| Records for the task |
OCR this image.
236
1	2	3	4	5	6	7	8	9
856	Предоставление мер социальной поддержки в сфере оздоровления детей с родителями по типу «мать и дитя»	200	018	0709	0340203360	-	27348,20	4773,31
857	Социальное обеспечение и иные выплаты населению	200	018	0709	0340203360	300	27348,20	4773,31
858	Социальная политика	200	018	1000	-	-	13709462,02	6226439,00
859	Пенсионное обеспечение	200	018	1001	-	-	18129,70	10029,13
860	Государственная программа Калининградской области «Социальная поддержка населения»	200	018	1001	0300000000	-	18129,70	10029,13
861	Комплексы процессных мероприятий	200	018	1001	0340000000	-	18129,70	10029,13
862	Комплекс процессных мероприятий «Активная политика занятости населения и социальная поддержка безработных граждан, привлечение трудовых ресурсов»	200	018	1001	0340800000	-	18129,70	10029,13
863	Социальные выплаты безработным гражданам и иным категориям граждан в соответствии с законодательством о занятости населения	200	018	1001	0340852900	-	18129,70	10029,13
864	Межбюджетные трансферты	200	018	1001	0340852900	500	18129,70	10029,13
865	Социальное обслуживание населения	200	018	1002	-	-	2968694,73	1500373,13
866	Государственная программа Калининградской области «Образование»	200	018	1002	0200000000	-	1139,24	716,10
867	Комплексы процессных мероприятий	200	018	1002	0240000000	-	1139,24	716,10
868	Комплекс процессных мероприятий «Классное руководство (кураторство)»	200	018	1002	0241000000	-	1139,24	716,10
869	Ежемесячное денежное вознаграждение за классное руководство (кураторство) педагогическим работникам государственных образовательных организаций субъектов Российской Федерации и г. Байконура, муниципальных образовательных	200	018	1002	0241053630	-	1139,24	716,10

--

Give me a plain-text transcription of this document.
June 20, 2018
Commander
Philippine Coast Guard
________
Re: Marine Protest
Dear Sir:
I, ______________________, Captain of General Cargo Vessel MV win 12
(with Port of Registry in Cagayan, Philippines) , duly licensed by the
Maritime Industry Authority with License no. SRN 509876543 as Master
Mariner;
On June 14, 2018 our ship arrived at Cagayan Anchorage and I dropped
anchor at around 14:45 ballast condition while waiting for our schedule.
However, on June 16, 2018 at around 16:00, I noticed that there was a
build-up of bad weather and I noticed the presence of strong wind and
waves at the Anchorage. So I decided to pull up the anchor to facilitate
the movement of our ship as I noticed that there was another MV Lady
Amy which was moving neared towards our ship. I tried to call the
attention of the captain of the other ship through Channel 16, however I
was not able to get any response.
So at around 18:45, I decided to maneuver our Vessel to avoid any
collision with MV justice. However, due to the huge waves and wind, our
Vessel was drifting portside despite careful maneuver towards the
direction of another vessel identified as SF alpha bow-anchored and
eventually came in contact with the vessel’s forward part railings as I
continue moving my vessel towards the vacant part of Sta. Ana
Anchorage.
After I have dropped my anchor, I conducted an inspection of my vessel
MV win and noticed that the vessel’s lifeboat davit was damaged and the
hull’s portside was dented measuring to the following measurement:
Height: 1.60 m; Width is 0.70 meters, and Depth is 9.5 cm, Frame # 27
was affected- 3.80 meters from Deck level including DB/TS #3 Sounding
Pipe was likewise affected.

==

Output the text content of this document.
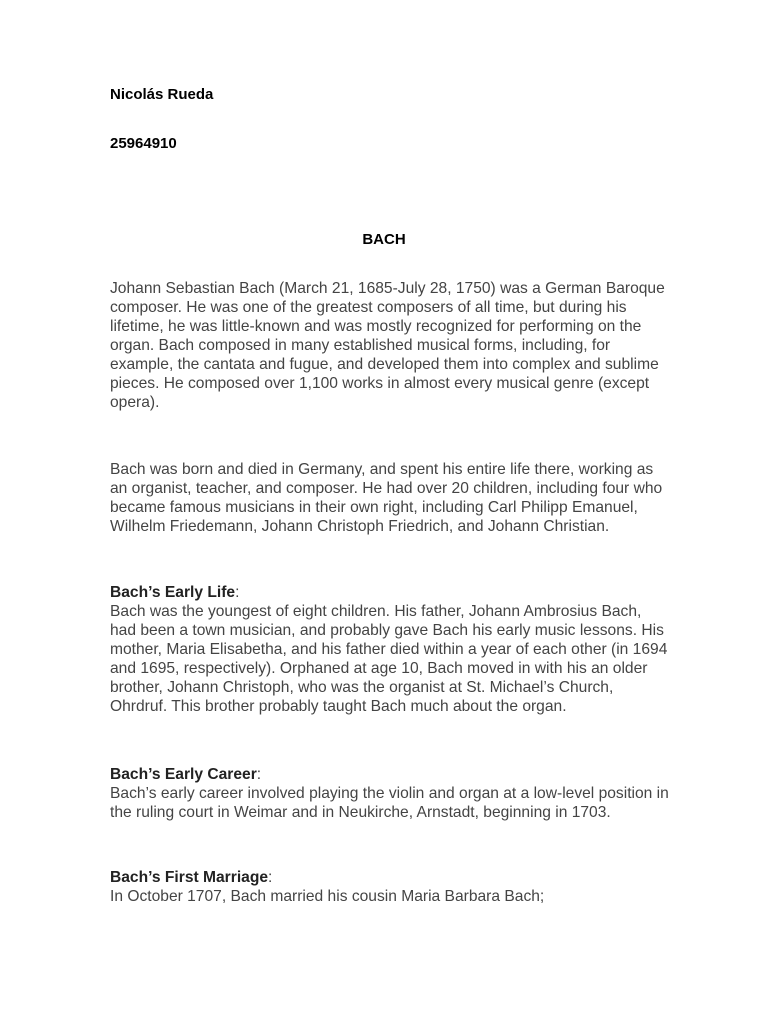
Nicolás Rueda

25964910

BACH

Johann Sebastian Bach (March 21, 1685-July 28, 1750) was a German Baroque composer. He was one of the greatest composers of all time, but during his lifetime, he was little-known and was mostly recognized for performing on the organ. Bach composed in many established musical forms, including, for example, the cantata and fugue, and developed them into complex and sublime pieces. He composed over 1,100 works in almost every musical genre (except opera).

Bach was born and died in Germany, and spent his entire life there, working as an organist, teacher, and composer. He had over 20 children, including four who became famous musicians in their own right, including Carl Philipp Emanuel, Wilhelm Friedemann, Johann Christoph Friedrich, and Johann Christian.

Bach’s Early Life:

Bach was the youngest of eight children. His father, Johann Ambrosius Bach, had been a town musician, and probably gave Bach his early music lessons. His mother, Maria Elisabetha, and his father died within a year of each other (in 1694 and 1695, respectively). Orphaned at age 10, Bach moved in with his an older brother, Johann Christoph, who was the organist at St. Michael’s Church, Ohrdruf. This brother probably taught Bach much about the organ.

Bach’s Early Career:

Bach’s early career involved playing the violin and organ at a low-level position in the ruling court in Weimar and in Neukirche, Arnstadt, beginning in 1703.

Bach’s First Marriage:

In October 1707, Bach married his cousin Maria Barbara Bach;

| Task description |
Tally the lines above containing "области". Answer with the count only.

| The answer |
2